What this task involves >> Pick out each line in these entries that contains the string "white".

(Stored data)
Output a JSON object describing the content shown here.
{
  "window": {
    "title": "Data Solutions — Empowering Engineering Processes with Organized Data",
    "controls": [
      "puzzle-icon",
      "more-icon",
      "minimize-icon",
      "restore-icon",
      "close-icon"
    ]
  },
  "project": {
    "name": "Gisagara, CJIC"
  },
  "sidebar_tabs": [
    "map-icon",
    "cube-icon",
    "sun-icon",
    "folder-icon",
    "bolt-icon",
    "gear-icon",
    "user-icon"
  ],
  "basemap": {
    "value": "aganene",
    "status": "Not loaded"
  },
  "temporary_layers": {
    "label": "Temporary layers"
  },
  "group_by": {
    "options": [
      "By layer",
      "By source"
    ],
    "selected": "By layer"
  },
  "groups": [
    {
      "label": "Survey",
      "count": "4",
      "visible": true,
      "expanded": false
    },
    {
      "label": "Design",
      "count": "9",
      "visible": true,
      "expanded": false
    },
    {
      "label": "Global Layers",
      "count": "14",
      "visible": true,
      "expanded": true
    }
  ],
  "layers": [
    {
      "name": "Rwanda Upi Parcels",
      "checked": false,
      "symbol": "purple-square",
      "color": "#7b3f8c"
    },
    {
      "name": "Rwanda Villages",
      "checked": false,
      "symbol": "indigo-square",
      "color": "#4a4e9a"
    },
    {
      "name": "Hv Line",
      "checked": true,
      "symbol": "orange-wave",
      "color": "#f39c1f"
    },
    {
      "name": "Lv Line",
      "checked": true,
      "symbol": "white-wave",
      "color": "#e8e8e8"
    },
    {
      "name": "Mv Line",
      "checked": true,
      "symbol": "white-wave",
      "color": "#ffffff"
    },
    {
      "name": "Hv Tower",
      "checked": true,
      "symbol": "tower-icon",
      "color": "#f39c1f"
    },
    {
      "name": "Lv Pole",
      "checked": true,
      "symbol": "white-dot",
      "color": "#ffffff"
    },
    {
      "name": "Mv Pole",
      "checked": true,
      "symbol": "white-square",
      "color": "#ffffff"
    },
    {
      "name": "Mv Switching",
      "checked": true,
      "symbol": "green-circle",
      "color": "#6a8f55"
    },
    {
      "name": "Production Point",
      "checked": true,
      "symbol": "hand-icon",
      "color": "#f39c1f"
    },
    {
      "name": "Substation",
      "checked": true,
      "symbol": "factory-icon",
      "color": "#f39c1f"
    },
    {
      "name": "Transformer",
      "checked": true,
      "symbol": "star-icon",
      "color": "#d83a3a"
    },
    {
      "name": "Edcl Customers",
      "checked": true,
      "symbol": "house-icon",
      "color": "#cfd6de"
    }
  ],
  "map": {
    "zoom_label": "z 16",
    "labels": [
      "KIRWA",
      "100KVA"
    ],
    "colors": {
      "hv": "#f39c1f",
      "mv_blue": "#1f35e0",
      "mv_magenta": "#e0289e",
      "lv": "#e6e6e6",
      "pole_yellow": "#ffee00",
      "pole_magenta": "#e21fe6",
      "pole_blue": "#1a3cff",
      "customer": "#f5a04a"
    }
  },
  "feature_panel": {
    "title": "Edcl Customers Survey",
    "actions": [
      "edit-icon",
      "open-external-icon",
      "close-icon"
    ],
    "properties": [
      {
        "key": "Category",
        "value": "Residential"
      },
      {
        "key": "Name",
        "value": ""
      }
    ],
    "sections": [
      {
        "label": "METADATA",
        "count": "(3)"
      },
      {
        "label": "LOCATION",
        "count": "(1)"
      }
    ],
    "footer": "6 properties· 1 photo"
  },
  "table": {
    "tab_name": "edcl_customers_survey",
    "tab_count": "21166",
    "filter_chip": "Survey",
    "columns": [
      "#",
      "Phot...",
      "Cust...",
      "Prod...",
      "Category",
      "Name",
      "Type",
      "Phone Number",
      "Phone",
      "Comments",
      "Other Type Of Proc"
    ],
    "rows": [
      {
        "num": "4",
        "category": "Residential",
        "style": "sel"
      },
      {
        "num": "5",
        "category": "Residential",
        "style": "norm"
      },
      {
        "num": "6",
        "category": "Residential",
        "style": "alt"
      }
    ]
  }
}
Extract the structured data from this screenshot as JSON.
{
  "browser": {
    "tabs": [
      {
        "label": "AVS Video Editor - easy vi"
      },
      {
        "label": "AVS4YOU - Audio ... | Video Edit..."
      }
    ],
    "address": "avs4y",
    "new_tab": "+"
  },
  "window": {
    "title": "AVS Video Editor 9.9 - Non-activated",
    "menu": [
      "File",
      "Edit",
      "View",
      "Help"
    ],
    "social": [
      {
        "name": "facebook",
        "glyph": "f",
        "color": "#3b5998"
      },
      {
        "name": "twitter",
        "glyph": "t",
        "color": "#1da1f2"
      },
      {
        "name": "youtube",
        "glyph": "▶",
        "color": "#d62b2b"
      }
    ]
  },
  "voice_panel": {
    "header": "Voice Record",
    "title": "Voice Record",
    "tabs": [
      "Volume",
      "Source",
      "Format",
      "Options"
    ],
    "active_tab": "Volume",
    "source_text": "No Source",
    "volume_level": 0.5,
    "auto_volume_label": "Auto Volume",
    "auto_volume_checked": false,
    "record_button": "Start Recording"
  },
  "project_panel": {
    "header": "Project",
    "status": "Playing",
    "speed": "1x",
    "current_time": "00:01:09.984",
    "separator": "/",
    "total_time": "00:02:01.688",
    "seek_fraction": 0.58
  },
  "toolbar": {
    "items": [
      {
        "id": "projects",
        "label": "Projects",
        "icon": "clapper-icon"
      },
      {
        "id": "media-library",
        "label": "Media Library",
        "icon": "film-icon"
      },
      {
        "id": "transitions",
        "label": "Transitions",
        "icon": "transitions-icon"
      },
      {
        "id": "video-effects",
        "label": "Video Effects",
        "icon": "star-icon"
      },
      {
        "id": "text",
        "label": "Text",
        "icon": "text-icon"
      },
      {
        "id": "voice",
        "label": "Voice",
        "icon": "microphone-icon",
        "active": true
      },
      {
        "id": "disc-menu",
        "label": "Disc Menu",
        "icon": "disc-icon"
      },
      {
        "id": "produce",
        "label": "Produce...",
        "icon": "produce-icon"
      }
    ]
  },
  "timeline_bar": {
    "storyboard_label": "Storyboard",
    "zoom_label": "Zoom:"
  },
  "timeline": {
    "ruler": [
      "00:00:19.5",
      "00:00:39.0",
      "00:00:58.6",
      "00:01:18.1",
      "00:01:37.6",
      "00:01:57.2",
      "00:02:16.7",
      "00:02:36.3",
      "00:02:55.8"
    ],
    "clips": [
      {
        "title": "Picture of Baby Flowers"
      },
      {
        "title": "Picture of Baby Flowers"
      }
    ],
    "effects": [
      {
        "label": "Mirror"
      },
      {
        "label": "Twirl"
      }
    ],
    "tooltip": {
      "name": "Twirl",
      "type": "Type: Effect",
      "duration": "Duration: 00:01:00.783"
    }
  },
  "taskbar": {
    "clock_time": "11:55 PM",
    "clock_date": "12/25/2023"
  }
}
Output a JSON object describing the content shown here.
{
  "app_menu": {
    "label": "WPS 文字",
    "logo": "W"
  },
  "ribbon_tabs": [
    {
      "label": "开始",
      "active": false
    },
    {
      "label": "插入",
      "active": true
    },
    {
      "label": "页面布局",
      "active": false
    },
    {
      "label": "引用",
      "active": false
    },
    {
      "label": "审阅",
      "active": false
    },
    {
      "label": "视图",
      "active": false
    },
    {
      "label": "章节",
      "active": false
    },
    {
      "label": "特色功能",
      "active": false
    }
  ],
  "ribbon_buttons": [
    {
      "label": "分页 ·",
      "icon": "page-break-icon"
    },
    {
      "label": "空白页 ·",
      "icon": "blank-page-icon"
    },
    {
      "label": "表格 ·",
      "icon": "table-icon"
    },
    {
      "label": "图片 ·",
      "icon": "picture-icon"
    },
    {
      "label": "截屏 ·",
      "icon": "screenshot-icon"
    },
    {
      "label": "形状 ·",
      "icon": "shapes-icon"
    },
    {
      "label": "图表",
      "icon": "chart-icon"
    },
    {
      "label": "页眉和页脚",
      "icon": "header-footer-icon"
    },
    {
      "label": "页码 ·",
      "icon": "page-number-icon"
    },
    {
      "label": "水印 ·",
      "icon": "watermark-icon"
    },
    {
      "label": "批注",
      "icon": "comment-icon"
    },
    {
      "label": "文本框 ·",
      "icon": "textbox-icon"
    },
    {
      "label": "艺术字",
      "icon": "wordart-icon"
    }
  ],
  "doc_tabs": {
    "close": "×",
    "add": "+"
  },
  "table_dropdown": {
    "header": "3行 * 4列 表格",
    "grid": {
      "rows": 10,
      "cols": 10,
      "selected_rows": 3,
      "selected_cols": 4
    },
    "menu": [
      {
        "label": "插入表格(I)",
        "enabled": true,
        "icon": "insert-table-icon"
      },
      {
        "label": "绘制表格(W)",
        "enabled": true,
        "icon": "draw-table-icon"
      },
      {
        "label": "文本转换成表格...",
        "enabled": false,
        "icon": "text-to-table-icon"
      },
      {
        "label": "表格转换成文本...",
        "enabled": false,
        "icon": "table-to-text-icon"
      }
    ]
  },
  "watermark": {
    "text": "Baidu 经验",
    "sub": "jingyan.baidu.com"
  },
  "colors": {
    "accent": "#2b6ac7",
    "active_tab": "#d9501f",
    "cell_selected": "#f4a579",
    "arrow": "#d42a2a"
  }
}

Reply >>
      "symbol": "white-wave",
      "symbol": "white-wave",
      "symbol": "white-dot",
      "symbol": "white-square",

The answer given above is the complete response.